### Stated problem
Copy all records verbatim.

— Start of Input records —

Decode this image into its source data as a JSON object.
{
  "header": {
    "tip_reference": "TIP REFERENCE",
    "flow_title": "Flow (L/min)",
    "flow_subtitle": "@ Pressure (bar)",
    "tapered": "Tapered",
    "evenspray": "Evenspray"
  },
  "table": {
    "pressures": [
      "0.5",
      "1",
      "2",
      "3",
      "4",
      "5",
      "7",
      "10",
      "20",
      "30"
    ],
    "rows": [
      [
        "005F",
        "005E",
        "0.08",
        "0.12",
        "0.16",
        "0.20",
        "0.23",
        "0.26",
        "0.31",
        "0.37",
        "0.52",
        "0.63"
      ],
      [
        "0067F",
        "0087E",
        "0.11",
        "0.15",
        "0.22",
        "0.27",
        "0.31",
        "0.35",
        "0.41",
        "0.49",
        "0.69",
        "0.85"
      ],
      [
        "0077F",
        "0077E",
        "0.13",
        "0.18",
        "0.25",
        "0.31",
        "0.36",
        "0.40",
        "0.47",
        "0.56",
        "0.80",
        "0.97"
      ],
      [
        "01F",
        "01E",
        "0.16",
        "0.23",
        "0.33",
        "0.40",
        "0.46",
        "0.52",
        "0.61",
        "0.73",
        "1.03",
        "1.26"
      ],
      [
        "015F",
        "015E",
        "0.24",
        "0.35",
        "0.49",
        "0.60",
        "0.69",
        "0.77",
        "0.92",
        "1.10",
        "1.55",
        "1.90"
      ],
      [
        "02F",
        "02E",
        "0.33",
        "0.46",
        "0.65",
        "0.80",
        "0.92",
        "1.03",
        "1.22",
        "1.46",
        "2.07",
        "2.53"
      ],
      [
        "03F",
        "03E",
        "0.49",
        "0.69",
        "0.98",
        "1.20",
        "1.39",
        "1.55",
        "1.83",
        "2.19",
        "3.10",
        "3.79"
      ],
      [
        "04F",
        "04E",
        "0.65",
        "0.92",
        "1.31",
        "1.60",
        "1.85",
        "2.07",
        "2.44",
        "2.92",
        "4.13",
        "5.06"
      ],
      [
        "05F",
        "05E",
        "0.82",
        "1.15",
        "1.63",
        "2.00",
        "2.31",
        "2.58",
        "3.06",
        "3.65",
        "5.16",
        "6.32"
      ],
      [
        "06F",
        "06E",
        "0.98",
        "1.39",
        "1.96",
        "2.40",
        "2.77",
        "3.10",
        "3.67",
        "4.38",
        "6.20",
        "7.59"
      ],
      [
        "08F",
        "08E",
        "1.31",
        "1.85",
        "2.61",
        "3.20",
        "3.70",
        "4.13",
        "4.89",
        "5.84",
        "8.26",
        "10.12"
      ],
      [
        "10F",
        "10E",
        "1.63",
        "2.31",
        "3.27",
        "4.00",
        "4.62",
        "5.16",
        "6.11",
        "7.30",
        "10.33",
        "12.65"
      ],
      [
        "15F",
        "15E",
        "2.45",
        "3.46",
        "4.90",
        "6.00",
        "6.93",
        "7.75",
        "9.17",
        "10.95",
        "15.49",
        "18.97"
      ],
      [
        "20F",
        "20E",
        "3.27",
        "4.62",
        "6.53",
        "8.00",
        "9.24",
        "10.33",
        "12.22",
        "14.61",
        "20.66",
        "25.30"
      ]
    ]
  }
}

— End of Input records —

### Problem solution
Decode this image into its source data as a JSON object.
{
  "header": {
    "tip_reference": "TIP REFERENCE",
    "flow_title": "Flow (L/min)",
    "flow_subtitle": "@ Pressure (bar)",
    "tapered": "Tapered",
    "evenspray": "Evenspray"
  },
  "table": {
    "pressures": [
      "0.5",
      "1",
      "2",
      "3",
      "4",
      "5",
      "7",
      "10",
      "20",
      "30"
    ],
    "rows": [
      [
        "005F",
        "005E",
        "0.08",
        "0.12",
        "0.16",
        "0.20",
        "0.23",
        "0.26",
        "0.31",
        "0.37",
        "0.52",
        "0.63"
      ],
      [
        "0067F",
        "0087E",
        "0.11",
        "0.15",
        "0.22",
        "0.27",
        "0.31",
        "0.35",
        "0.41",
        "0.49",
        "0.69",
        "0.85"
      ],
      [
        "0077F",
        "0077E",
        "0.13",
        "0.18",
        "0.25",
        "0.31",
        "0.36",
        "0.40",
        "0.47",
        "0.56",
        "0.80",
        "0.97"
      ],
      [
        "01F",
        "01E",
        "0.16",
        "0.23",
        "0.33",
        "0.40",
        "0.46",
        "0.52",
        "0.61",
        "0.73",
        "1.03",
        "1.26"
      ],
      [
        "015F",
        "015E",
        "0.24",
        "0.35",
        "0.49",
        "0.60",
        "0.69",
        "0.77",
        "0.92",
        "1.10",
        "1.55",
        "1.90"
      ],
      [
        "02F",
        "02E",
        "0.33",
        "0.46",
        "0.65",
        "0.80",
        "0.92",
        "1.03",
        "1.22",
        "1.46",
        "2.07",
        "2.53"
      ],
      [
        "03F",
        "03E",
        "0.49",
        "0.69",
        "0.98",
        "1.20",
        "1.39",
        "1.55",
        "1.83",
        "2.19",
        "3.10",
        "3.79"
      ],
      [
        "04F",
        "04E",
        "0.65",
        "0.92",
        "1.31",
        "1.60",
        "1.85",
        "2.07",
        "2.44",
        "2.92",
        "4.13",
        "5.06"
      ],
      [
        "05F",
        "05E",
        "0.82",
        "1.15",
        "1.63",
        "2.00",
        "2.31",
        "2.58",
        "3.06",
        "3.65",
        "5.16",
        "6.32"
      ],
      [
        "06F",
        "06E",
        "0.98",
        "1.39",
        "1.96",
        "2.40",
        "2.77",
        "3.10",
        "3.67",
        "4.38",
        "6.20",
        "7.59"
      ],
      [
        "08F",
        "08E",
        "1.31",
        "1.85",
        "2.61",
        "3.20",
        "3.70",
        "4.13",
        "4.89",
        "5.84",
        "8.26",
        "10.12"
      ],
      [
        "10F",
        "10E",
        "1.63",
        "2.31",
        "3.27",
        "4.00",
        "4.62",
        "5.16",
        "6.11",
        "7.30",
        "10.33",
        "12.65"
      ],
      [
        "15F",
        "15E",
        "2.45",
        "3.46",
        "4.90",
        "6.00",
        "6.93",
        "7.75",
        "9.17",
        "10.95",
        "15.49",
        "18.97"
      ],
      [
        "20F",
        "20E",
        "3.27",
        "4.62",
        "6.53",
        "8.00",
        "9.24",
        "10.33",
        "12.22",
        "14.61",
        "20.66",
        "25.30"
      ]
    ]
  }
}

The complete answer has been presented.